◆ Records for the task:
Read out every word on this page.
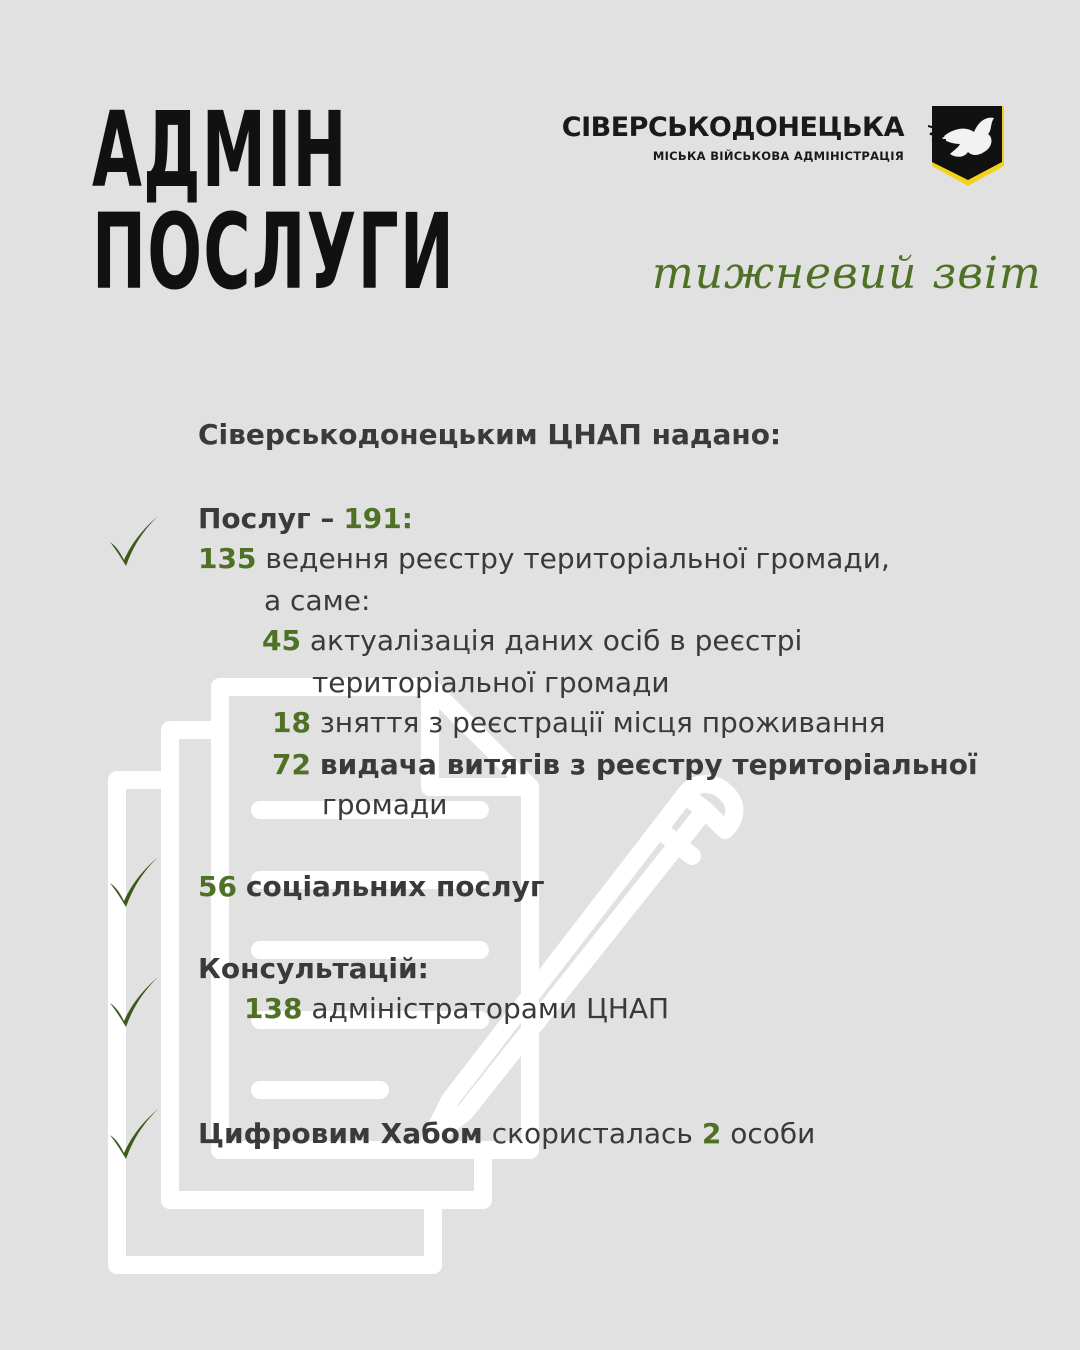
АДМІН
ПОСЛУГИ
СІВЕРСЬКОДОНЕЦЬКА
МІСЬКА ВІЙСЬКОВА АДМІНІСТРАЦІЯ
тижневий звіт
Сіверськодонецьким ЦНАП надано:
Послуг – 191:
135 ведення реєстру територіальної громади,
а саме:
45 актуалізація даних осіб в реєстрі
територіальної громади
18 зняття з реєстрації місця проживання
72 видача витягів з реєстру територіальної
громади
56 соціальних послуг
Консультацій:
138 адміністраторами ЦНАП
Цифровим Хабом скористалась 2 особи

◆ Required work: Without the pictures, write out the whole listing above exactly as it appears.

◆ Solution to this exercise:
Read out every word on this page.
АДМІН
ПОСЛУГИ
СІВЕРСЬКОДОНЕЦЬКА
МІСЬКА ВІЙСЬКОВА АДМІНІСТРАЦІЯ
тижневий звіт
Сіверськодонецьким ЦНАП надано:
Послуг – 191:
135 ведення реєстру територіальної громади,
а саме:
45 актуалізація даних осіб в реєстрі
територіальної громади
18 зняття з реєстрації місця проживання
72 видача витягів з реєстру територіальної
громади
56 соціальних послуг
Консультацій:
138 адміністраторами ЦНАП
Цифровим Хабом скористалась 2 особи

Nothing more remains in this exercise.